Questions:
(A) List every person named in the National Liberal Party excerpt.
(B) Write out the part of the National Liberal Party excerpt from "Apart from its" to "the Liberal Party.", word for word.

Excerpt:
* * * * *
National Liberal Party
FoundedMarch 1999
Political positionFar right
Website
http://libertygb.org.uk/v1

The National Liberal Party is a political party formed in the United Kingdom in 1999. It was registered with the Electoral Commission by Dean Williamson and Graham Williamson on 25 March 1999.[1] but seems to have remained largely inactive until the 2014 European Parliament election. It has eight candidates in the London constituency election being held in May 2014.[2]

Apart from its name, there is no connection with the National Liberal Party (1922) or National Liberal Party (1931), both of which were breakaways from the Liberal Party.

Background[edit]

The party was founded by Graham Williamson and Patrick Harrington. Williamson is a former deputy chairman of the National Front and a member of the executive of the British National Party (BNP)-supported "trade union" Solidarity. Harrington is BNP leader Nick Griffin's European Parliament staff manager and a former leading figure in the National Front, and general secretary of Solidarity. They have run a nationalist think tank for more than twenty years called the Third Way, named after the third-positionist strategies influenced by the ideology of Roberto Fiore, an Italian fascist. Third-positionist ideas were a great influence on the "political soldier" faction of the Nationa Front, which included Williamson, HArrington and Griffin. Third Way printed a leaflet in 2013 headed "Want a Muslim neighbour? Vote UKIP"; the BNP described it as an "excellent" resource.[3]

In 1990, a year after the "political soldiers" voted to disband the National Front, Third Way was founded as a political think tank. It was re-registered as "National Liberal Party – The Third Way" in 2006 to run candidates in local elections.[3]

Among Fiore's ideas was that far right white nationalist groups should form alliances with national liberation movements and separatists. Williamson and Harrington pioneered this in the National Front in the 1980s, but apart from allowing them to say they were not racists because they had black allies, the policy was not a success. The National Liberal Party has kept up this strategy, appealing for ethnic minority votes by focusing on national struggles abroad and with particular emphasis on injustices in Sri Lanka and India.
* * * * *
(Stored data entries)
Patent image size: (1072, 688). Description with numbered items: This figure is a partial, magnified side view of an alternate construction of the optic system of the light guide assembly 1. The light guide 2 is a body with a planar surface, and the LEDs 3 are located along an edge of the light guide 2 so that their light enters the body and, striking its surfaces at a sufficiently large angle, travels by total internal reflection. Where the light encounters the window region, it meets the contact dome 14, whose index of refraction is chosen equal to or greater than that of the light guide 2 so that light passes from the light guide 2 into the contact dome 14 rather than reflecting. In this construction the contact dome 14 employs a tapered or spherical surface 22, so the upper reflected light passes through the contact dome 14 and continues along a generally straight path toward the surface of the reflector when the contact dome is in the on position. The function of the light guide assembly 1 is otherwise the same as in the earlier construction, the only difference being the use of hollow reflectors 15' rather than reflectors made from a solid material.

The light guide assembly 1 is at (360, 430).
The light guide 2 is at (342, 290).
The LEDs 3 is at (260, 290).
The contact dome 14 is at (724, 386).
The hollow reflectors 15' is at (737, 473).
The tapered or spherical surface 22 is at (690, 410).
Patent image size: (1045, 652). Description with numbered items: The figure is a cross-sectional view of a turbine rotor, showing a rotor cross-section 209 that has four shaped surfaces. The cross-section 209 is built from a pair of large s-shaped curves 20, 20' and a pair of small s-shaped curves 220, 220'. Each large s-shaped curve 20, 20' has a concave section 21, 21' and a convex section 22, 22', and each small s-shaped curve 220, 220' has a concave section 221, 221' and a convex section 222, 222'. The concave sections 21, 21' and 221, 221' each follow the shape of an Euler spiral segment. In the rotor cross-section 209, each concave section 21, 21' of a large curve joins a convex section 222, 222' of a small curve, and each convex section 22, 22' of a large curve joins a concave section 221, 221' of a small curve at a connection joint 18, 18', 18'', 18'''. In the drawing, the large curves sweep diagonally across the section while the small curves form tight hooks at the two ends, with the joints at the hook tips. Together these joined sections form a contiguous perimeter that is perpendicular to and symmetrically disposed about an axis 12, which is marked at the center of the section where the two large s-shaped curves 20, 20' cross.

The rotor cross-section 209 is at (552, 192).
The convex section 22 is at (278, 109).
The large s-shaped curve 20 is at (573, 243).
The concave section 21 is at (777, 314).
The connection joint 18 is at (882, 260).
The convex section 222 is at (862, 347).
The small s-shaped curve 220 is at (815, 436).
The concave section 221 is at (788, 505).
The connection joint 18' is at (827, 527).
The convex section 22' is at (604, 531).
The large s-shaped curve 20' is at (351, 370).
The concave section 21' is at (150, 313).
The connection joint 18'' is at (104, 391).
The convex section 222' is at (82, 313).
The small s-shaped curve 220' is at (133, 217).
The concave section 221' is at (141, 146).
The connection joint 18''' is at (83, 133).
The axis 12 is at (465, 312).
* * * * *
Answers to the problems:
(A) Dean Williamson, Graham Williamson, Patrick Harrington, Nick Griffin, Roberto Fiore

(B)
Apart from its name, there is no connection with the National Liberal Party (1922) or National Liberal Party (1931), both of which were breakaways from the Liberal Party.